> **Given request**: Everything in the data should be repeated exactly, save for the images.

+-------+

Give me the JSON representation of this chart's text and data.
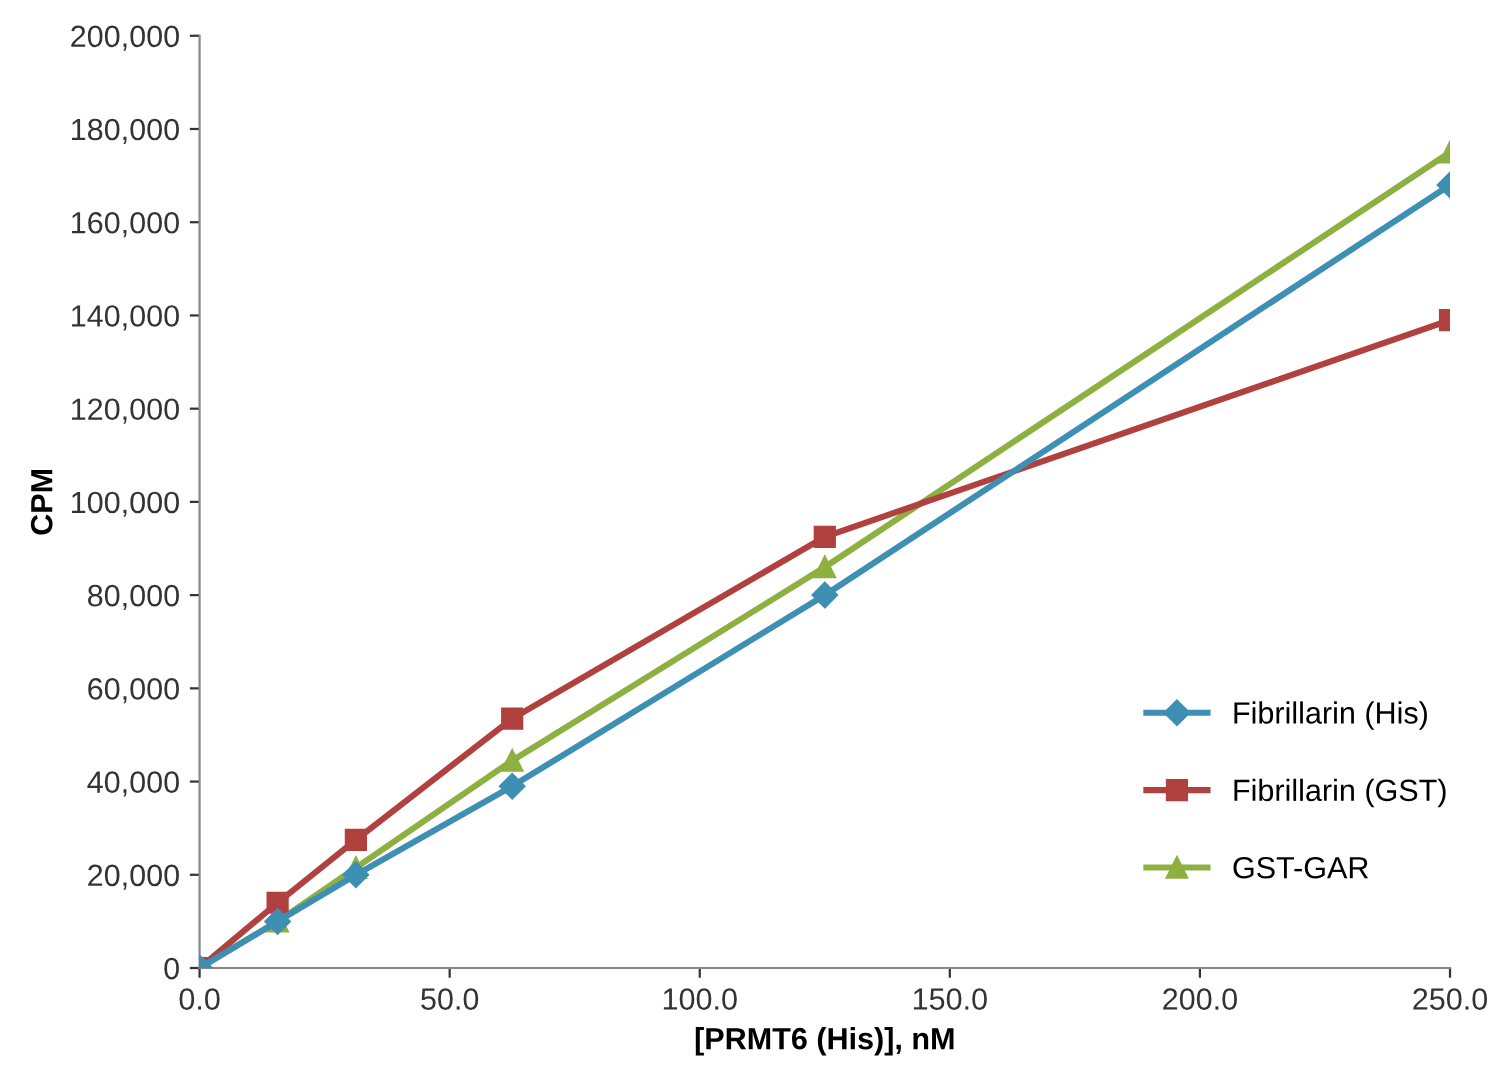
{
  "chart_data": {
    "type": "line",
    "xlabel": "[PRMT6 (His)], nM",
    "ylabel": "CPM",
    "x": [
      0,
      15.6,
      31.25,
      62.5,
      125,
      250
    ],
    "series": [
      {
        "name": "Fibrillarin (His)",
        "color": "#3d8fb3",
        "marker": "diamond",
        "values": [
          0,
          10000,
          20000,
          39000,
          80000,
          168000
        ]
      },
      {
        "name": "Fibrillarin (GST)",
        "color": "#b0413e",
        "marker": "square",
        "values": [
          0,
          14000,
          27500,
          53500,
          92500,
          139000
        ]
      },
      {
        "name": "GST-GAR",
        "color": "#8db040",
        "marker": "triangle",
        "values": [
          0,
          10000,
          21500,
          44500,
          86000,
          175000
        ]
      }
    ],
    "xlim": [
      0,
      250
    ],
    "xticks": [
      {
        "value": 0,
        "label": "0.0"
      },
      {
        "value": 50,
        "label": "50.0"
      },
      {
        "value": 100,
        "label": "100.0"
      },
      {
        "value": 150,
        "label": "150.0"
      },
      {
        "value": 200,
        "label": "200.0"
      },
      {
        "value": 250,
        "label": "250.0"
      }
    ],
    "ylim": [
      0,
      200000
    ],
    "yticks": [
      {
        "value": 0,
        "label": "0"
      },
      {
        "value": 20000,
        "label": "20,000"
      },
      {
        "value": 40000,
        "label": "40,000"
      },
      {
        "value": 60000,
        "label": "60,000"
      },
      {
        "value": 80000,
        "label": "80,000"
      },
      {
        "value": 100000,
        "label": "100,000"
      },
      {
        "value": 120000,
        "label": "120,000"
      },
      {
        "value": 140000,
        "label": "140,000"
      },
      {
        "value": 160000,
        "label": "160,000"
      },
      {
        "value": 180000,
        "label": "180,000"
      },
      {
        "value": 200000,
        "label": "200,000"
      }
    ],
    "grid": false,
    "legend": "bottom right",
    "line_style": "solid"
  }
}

+-------+

> **Right answer**:
Give me the JSON representation of this chart's text and data.
{
  "chart_data": {
    "type": "line",
    "xlabel": "[PRMT6 (His)], nM",
    "ylabel": "CPM",
    "x": [
      0,
      15.6,
      31.25,
      62.5,
      125,
      250
    ],
    "series": [
      {
        "name": "Fibrillarin (His)",
        "color": "#3d8fb3",
        "marker": "diamond",
        "values": [
          0,
          10000,
          20000,
          39000,
          80000,
          168000
        ]
      },
      {
        "name": "Fibrillarin (GST)",
        "color": "#b0413e",
        "marker": "square",
        "values": [
          0,
          14000,
          27500,
          53500,
          92500,
          139000
        ]
      },
      {
        "name": "GST-GAR",
        "color": "#8db040",
        "marker": "triangle",
        "values": [
          0,
          10000,
          21500,
          44500,
          86000,
          175000
        ]
      }
    ],
    "xlim": [
      0,
      250
    ],
    "xticks": [
      {
        "value": 0,
        "label": "0.0"
      },
      {
        "value": 50,
        "label": "50.0"
      },
      {
        "value": 100,
        "label": "100.0"
      },
      {
        "value": 150,
        "label": "150.0"
      },
      {
        "value": 200,
        "label": "200.0"
      },
      {
        "value": 250,
        "label": "250.0"
      }
    ],
    "ylim": [
      0,
      200000
    ],
    "yticks": [
      {
        "value": 0,
        "label": "0"
      },
      {
        "value": 20000,
        "label": "20,000"
      },
      {
        "value": 40000,
        "label": "40,000"
      },
      {
        "value": 60000,
        "label": "60,000"
      },
      {
        "value": 80000,
        "label": "80,000"
      },
      {
        "value": 100000,
        "label": "100,000"
      },
      {
        "value": 120000,
        "label": "120,000"
      },
      {
        "value": 140000,
        "label": "140,000"
      },
      {
        "value": 160000,
        "label": "160,000"
      },
      {
        "value": 180000,
        "label": "180,000"
      },
      {
        "value": 200000,
        "label": "200,000"
      }
    ],
    "grid": false,
    "legend": "bottom right",
    "line_style": "solid"
  }
}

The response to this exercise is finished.